Description of the task: Check each line for the string "name", then give only how many lines have it.

Records shown:
<<<<

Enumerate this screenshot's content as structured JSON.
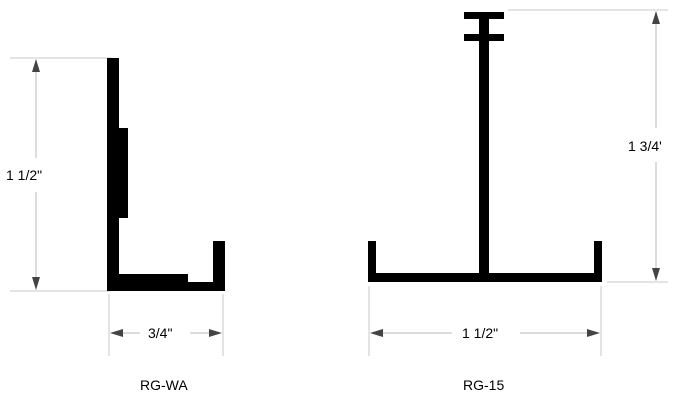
{
  "profiles": {
    "rg_wa": {
      "label": "RG-WA",
      "height_dimension": "1 1/2\"",
      "width_dimension": "3/4\""
    },
    "rg_15": {
      "label": "RG-15",
      "height_dimension": "1 3/4'",
      "width_dimension": "1 1/2\""
    }
  },
  "colors": {
    "profile_fill": "#000000",
    "dimension_line": "#b8b8b8",
    "text": "#000000"
  }
}
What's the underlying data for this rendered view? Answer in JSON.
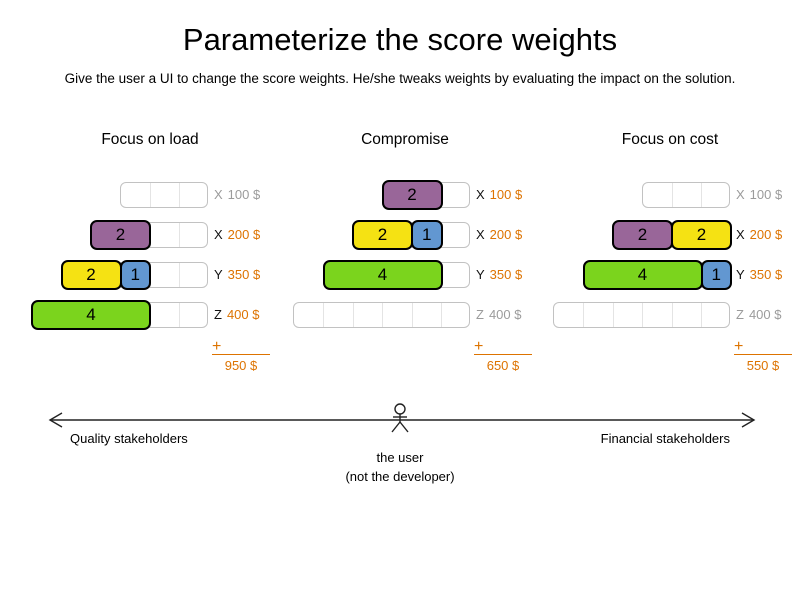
{
  "title": "Parameterize the score weights",
  "subtitle": "Give the user a UI to change the score weights. He/she tweaks weights by evaluating the impact on the solution.",
  "plus_sign": "+",
  "colors": {
    "purple": "#996699",
    "yellow": "#f5e213",
    "blue": "#6297d1",
    "green": "#7bd41d",
    "orange": "#dd7300",
    "gray": "#9b9b9b"
  },
  "columns": [
    {
      "header": "Focus on load",
      "total": "950 $",
      "rows": [
        {
          "label_letter": "X",
          "label_cost": "100 $",
          "capacity": 3,
          "used": false,
          "blocks": []
        },
        {
          "label_letter": "X",
          "label_cost": "200 $",
          "capacity": 4,
          "used": true,
          "blocks": [
            {
              "size": 2,
              "color": "purple"
            }
          ]
        },
        {
          "label_letter": "Y",
          "label_cost": "350 $",
          "capacity": 5,
          "used": true,
          "blocks": [
            {
              "size": 2,
              "color": "yellow"
            },
            {
              "size": 1,
              "color": "blue"
            }
          ]
        },
        {
          "label_letter": "Z",
          "label_cost": "400 $",
          "capacity": 6,
          "used": true,
          "blocks": [
            {
              "size": 4,
              "color": "green"
            }
          ]
        }
      ]
    },
    {
      "header": "Compromise",
      "total": "650 $",
      "rows": [
        {
          "label_letter": "X",
          "label_cost": "100 $",
          "capacity": 3,
          "used": true,
          "blocks": [
            {
              "size": 2,
              "color": "purple"
            }
          ]
        },
        {
          "label_letter": "X",
          "label_cost": "200 $",
          "capacity": 4,
          "used": true,
          "blocks": [
            {
              "size": 2,
              "color": "yellow"
            },
            {
              "size": 1,
              "color": "blue"
            }
          ]
        },
        {
          "label_letter": "Y",
          "label_cost": "350 $",
          "capacity": 5,
          "used": true,
          "blocks": [
            {
              "size": 4,
              "color": "green"
            }
          ]
        },
        {
          "label_letter": "Z",
          "label_cost": "400 $",
          "capacity": 6,
          "used": false,
          "blocks": []
        }
      ]
    },
    {
      "header": "Focus on cost",
      "total": "550 $",
      "rows": [
        {
          "label_letter": "X",
          "label_cost": "100 $",
          "capacity": 3,
          "used": false,
          "blocks": []
        },
        {
          "label_letter": "X",
          "label_cost": "200 $",
          "capacity": 4,
          "used": true,
          "blocks": [
            {
              "size": 2,
              "color": "purple"
            },
            {
              "size": 2,
              "color": "yellow"
            }
          ]
        },
        {
          "label_letter": "Y",
          "label_cost": "350 $",
          "capacity": 5,
          "used": true,
          "blocks": [
            {
              "size": 4,
              "color": "green"
            },
            {
              "size": 1,
              "color": "blue"
            }
          ]
        },
        {
          "label_letter": "Z",
          "label_cost": "400 $",
          "capacity": 6,
          "used": false,
          "blocks": []
        }
      ]
    }
  ],
  "axis": {
    "left_label": "Quality stakeholders",
    "right_label": "Financial stakeholders",
    "user_label_line1": "the user",
    "user_label_line2": "(not the developer)"
  }
}
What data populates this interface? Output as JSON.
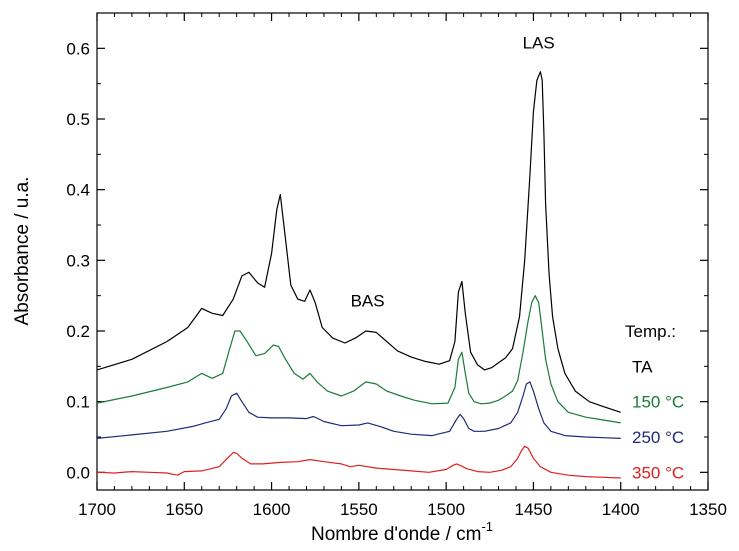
{
  "chart_data": {
    "type": "line",
    "xlabel": "Nombre d'onde / cm",
    "xlabel_sup": "-1",
    "ylabel": "Absorbance / u.a.",
    "xlim": [
      1700,
      1350
    ],
    "ylim": [
      -0.025,
      0.65
    ],
    "x_ticks": [
      1700,
      1650,
      1600,
      1550,
      1500,
      1450,
      1400,
      1350
    ],
    "y_ticks": [
      0.0,
      0.1,
      0.2,
      0.3,
      0.4,
      0.5,
      0.6
    ],
    "y_tick_labels": [
      "0.0",
      "0.1",
      "0.2",
      "0.3",
      "0.4",
      "0.5",
      "0.6"
    ],
    "grid": false,
    "legend_title": "Temp.:",
    "annotations": [
      {
        "text": "BAS",
        "x": 1545,
        "y": 0.235
      },
      {
        "text": "LAS",
        "x": 1447,
        "y": 0.6
      }
    ],
    "series": [
      {
        "name": "TA",
        "color": "#000000",
        "x": [
          1700,
          1680,
          1660,
          1648,
          1640,
          1634,
          1628,
          1622,
          1617,
          1613,
          1608,
          1604,
          1600,
          1597,
          1595,
          1592,
          1589,
          1585,
          1581,
          1578,
          1575,
          1571,
          1565,
          1558,
          1552,
          1546,
          1540,
          1534,
          1528,
          1520,
          1512,
          1504,
          1498,
          1495,
          1493,
          1491,
          1489,
          1486,
          1482,
          1478,
          1474,
          1470,
          1466,
          1462,
          1458,
          1455,
          1452,
          1450,
          1448,
          1446,
          1445,
          1444,
          1443,
          1441,
          1439,
          1436,
          1432,
          1426,
          1418,
          1410,
          1400
        ],
        "values": [
          0.145,
          0.16,
          0.185,
          0.205,
          0.232,
          0.225,
          0.222,
          0.245,
          0.278,
          0.283,
          0.268,
          0.262,
          0.31,
          0.372,
          0.393,
          0.33,
          0.265,
          0.245,
          0.242,
          0.258,
          0.24,
          0.205,
          0.19,
          0.183,
          0.19,
          0.2,
          0.198,
          0.185,
          0.172,
          0.163,
          0.157,
          0.153,
          0.158,
          0.185,
          0.255,
          0.27,
          0.225,
          0.17,
          0.152,
          0.145,
          0.148,
          0.155,
          0.162,
          0.175,
          0.22,
          0.3,
          0.42,
          0.51,
          0.555,
          0.567,
          0.555,
          0.48,
          0.38,
          0.28,
          0.22,
          0.175,
          0.14,
          0.115,
          0.1,
          0.093,
          0.085
        ]
      },
      {
        "name": "150 °C",
        "color": "#1a7a3a",
        "x": [
          1700,
          1680,
          1660,
          1648,
          1640,
          1634,
          1628,
          1624,
          1621,
          1618,
          1614,
          1609,
          1604,
          1599,
          1596,
          1592,
          1587,
          1582,
          1578,
          1574,
          1568,
          1560,
          1553,
          1546,
          1540,
          1534,
          1526,
          1518,
          1508,
          1499,
          1495,
          1493,
          1491,
          1489,
          1487,
          1484,
          1480,
          1475,
          1470,
          1466,
          1462,
          1459,
          1456,
          1453,
          1451,
          1449,
          1447,
          1445,
          1443,
          1440,
          1436,
          1430,
          1420,
          1410,
          1400
        ],
        "values": [
          0.098,
          0.108,
          0.12,
          0.128,
          0.14,
          0.133,
          0.14,
          0.175,
          0.2,
          0.2,
          0.185,
          0.165,
          0.168,
          0.18,
          0.178,
          0.16,
          0.14,
          0.132,
          0.14,
          0.128,
          0.115,
          0.108,
          0.115,
          0.128,
          0.125,
          0.115,
          0.108,
          0.102,
          0.097,
          0.098,
          0.12,
          0.16,
          0.17,
          0.14,
          0.112,
          0.1,
          0.097,
          0.098,
          0.102,
          0.108,
          0.115,
          0.13,
          0.17,
          0.215,
          0.24,
          0.25,
          0.24,
          0.2,
          0.16,
          0.125,
          0.1,
          0.085,
          0.078,
          0.074,
          0.07
        ]
      },
      {
        "name": "250 °C",
        "color": "#1f2a7a",
        "x": [
          1700,
          1680,
          1660,
          1645,
          1638,
          1630,
          1626,
          1623,
          1620,
          1617,
          1613,
          1608,
          1600,
          1590,
          1580,
          1576,
          1570,
          1560,
          1550,
          1545,
          1538,
          1530,
          1520,
          1508,
          1498,
          1494,
          1492,
          1490,
          1487,
          1484,
          1478,
          1470,
          1463,
          1459,
          1456,
          1454,
          1452,
          1450,
          1447,
          1444,
          1440,
          1432,
          1420,
          1410,
          1400
        ],
        "values": [
          0.048,
          0.053,
          0.058,
          0.065,
          0.07,
          0.075,
          0.09,
          0.108,
          0.112,
          0.1,
          0.085,
          0.078,
          0.077,
          0.077,
          0.076,
          0.079,
          0.072,
          0.066,
          0.067,
          0.07,
          0.065,
          0.058,
          0.054,
          0.052,
          0.058,
          0.075,
          0.082,
          0.076,
          0.062,
          0.058,
          0.058,
          0.062,
          0.07,
          0.085,
          0.108,
          0.125,
          0.128,
          0.115,
          0.09,
          0.07,
          0.058,
          0.052,
          0.05,
          0.049,
          0.048
        ]
      },
      {
        "name": "350 °C",
        "color": "#e02020",
        "x": [
          1700,
          1690,
          1680,
          1670,
          1660,
          1654,
          1650,
          1640,
          1630,
          1626,
          1622,
          1620,
          1617,
          1612,
          1605,
          1595,
          1585,
          1578,
          1570,
          1560,
          1555,
          1550,
          1540,
          1530,
          1520,
          1510,
          1500,
          1496,
          1494,
          1492,
          1488,
          1482,
          1475,
          1468,
          1463,
          1459,
          1457,
          1455,
          1453,
          1450,
          1446,
          1440,
          1430,
          1420,
          1410,
          1400
        ],
        "values": [
          0.0,
          -0.001,
          0.001,
          0.0,
          -0.001,
          -0.004,
          0.001,
          0.002,
          0.008,
          0.018,
          0.028,
          0.027,
          0.02,
          0.012,
          0.012,
          0.014,
          0.015,
          0.018,
          0.015,
          0.012,
          0.008,
          0.01,
          0.006,
          0.004,
          0.002,
          0.0,
          0.004,
          0.01,
          0.012,
          0.01,
          0.005,
          0.001,
          0.0,
          0.003,
          0.008,
          0.02,
          0.03,
          0.037,
          0.034,
          0.02,
          0.008,
          0.0,
          -0.004,
          -0.006,
          -0.007,
          -0.008
        ]
      }
    ]
  }
}
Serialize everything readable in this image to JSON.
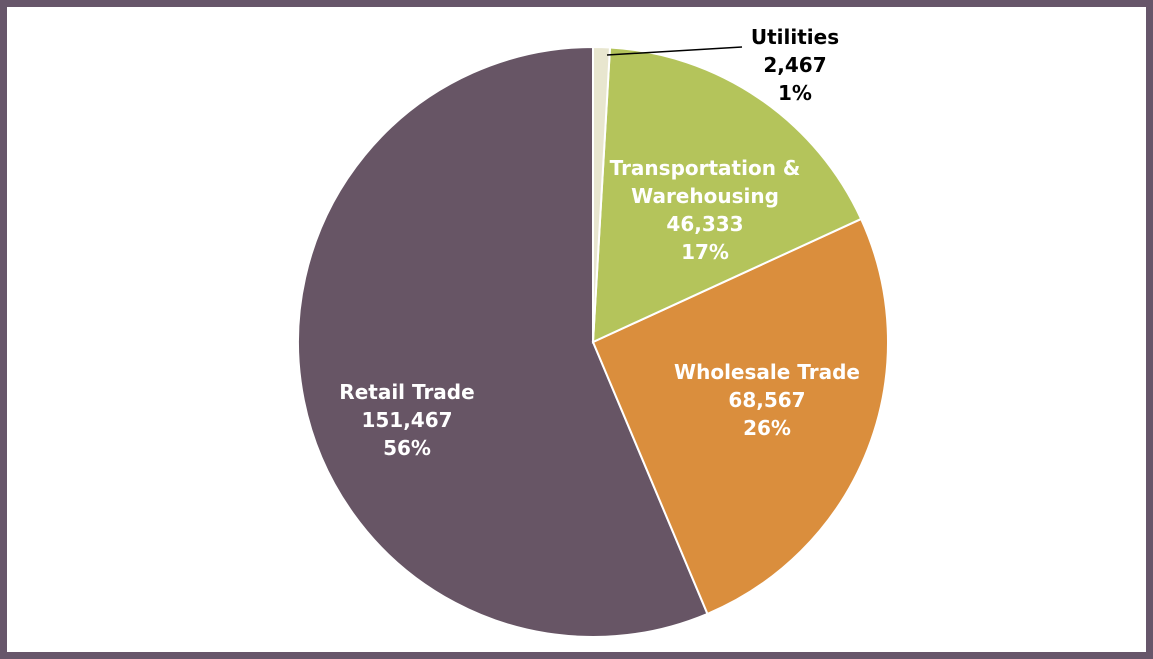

>>>>

Response: 4